## WHAT IS BEING ASKED
Repeat every record exactly, but keep images out of the copy.

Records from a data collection
'''
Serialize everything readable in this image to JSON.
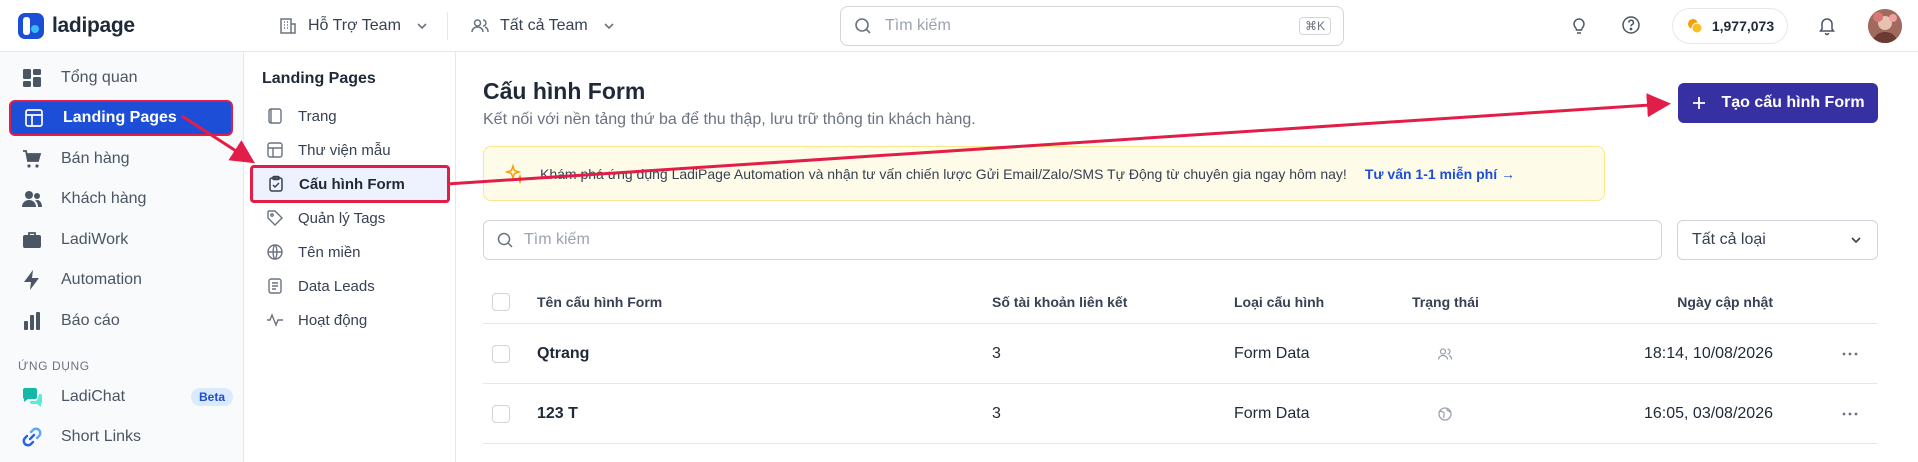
{
  "app": {
    "brand": "ladipage"
  },
  "topbar": {
    "team": "Hỗ Trợ Team",
    "team_filter": "Tất cả Team",
    "search_placeholder": "Tìm kiếm",
    "search_shortcut": "⌘K",
    "credits": "1,977,073"
  },
  "sidebar": {
    "items": [
      {
        "label": "Tổng quan",
        "icon": "grid-icon"
      },
      {
        "label": "Landing Pages",
        "icon": "layout-icon"
      },
      {
        "label": "Bán hàng",
        "icon": "cart-icon"
      },
      {
        "label": "Khách hàng",
        "icon": "users-icon"
      },
      {
        "label": "LadiWork",
        "icon": "briefcase-icon"
      },
      {
        "label": "Automation",
        "icon": "bolt-icon"
      },
      {
        "label": "Báo cáo",
        "icon": "bar-chart-icon"
      }
    ],
    "section_label": "ỨNG DỤNG",
    "apps": [
      {
        "label": "LadiChat",
        "badge": "Beta",
        "icon": "chat-icon"
      },
      {
        "label": "Short Links",
        "icon": "link-icon"
      }
    ]
  },
  "subnav": {
    "title": "Landing Pages",
    "items": [
      {
        "label": "Trang",
        "icon": "page-icon"
      },
      {
        "label": "Thư viện mẫu",
        "icon": "template-icon"
      },
      {
        "label": "Cấu hình Form",
        "icon": "clipboard-icon"
      },
      {
        "label": "Quản lý Tags",
        "icon": "tag-icon"
      },
      {
        "label": "Tên miền",
        "icon": "globe-icon"
      },
      {
        "label": "Data Leads",
        "icon": "document-icon"
      },
      {
        "label": "Hoạt động",
        "icon": "activity-icon"
      }
    ]
  },
  "main": {
    "title": "Cấu hình Form",
    "subtitle": "Kết nối với nền tảng thứ ba để thu thập, lưu trữ thông tin khách hàng.",
    "create_button": "Tạo cấu hình Form",
    "promo_text": "Khám phá ứng dụng LadiPage Automation và nhận tư vấn chiến lược Gửi Email/Zalo/SMS Tự Động từ chuyên gia ngay hôm nay!",
    "promo_link": "Tư vấn 1-1 miễn phí",
    "search_placeholder": "Tìm kiếm",
    "type_filter": "Tất cả loại"
  },
  "table": {
    "headers": [
      "Tên cấu hình Form",
      "Số tài khoản liên kết",
      "Loại cấu hình",
      "Trạng thái",
      "Ngày cập nhật"
    ],
    "rows": [
      {
        "name": "Qtrang",
        "accounts": "3",
        "type": "Form Data",
        "status_icon": "users-icon",
        "updated": "18:14, 10/08/2026"
      },
      {
        "name": "123 T",
        "accounts": "3",
        "type": "Form Data",
        "status_icon": "globe-icon",
        "updated": "16:05, 03/08/2026"
      }
    ]
  },
  "colors": {
    "primary": "#1d4ed8",
    "button": "#3730a3",
    "annotation": "#e11d48",
    "promo_bg": "#fefce8"
  }
}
'''
## FULL SOLUTION
Serialize everything readable in this image to JSON.
{
  "app": {
    "brand": "ladipage"
  },
  "topbar": {
    "team": "Hỗ Trợ Team",
    "team_filter": "Tất cả Team",
    "search_placeholder": "Tìm kiếm",
    "search_shortcut": "⌘K",
    "credits": "1,977,073"
  },
  "sidebar": {
    "items": [
      {
        "label": "Tổng quan",
        "icon": "grid-icon"
      },
      {
        "label": "Landing Pages",
        "icon": "layout-icon"
      },
      {
        "label": "Bán hàng",
        "icon": "cart-icon"
      },
      {
        "label": "Khách hàng",
        "icon": "users-icon"
      },
      {
        "label": "LadiWork",
        "icon": "briefcase-icon"
      },
      {
        "label": "Automation",
        "icon": "bolt-icon"
      },
      {
        "label": "Báo cáo",
        "icon": "bar-chart-icon"
      }
    ],
    "section_label": "ỨNG DỤNG",
    "apps": [
      {
        "label": "LadiChat",
        "badge": "Beta",
        "icon": "chat-icon"
      },
      {
        "label": "Short Links",
        "icon": "link-icon"
      }
    ]
  },
  "subnav": {
    "title": "Landing Pages",
    "items": [
      {
        "label": "Trang",
        "icon": "page-icon"
      },
      {
        "label": "Thư viện mẫu",
        "icon": "template-icon"
      },
      {
        "label": "Cấu hình Form",
        "icon": "clipboard-icon"
      },
      {
        "label": "Quản lý Tags",
        "icon": "tag-icon"
      },
      {
        "label": "Tên miền",
        "icon": "globe-icon"
      },
      {
        "label": "Data Leads",
        "icon": "document-icon"
      },
      {
        "label": "Hoạt động",
        "icon": "activity-icon"
      }
    ]
  },
  "main": {
    "title": "Cấu hình Form",
    "subtitle": "Kết nối với nền tảng thứ ba để thu thập, lưu trữ thông tin khách hàng.",
    "create_button": "Tạo cấu hình Form",
    "promo_text": "Khám phá ứng dụng LadiPage Automation và nhận tư vấn chiến lược Gửi Email/Zalo/SMS Tự Động từ chuyên gia ngay hôm nay!",
    "promo_link": "Tư vấn 1-1 miễn phí",
    "search_placeholder": "Tìm kiếm",
    "type_filter": "Tất cả loại"
  },
  "table": {
    "headers": [
      "Tên cấu hình Form",
      "Số tài khoản liên kết",
      "Loại cấu hình",
      "Trạng thái",
      "Ngày cập nhật"
    ],
    "rows": [
      {
        "name": "Qtrang",
        "accounts": "3",
        "type": "Form Data",
        "status_icon": "users-icon",
        "updated": "18:14, 10/08/2026"
      },
      {
        "name": "123 T",
        "accounts": "3",
        "type": "Form Data",
        "status_icon": "globe-icon",
        "updated": "16:05, 03/08/2026"
      }
    ]
  },
  "colors": {
    "primary": "#1d4ed8",
    "button": "#3730a3",
    "annotation": "#e11d48",
    "promo_bg": "#fefce8"
  }
}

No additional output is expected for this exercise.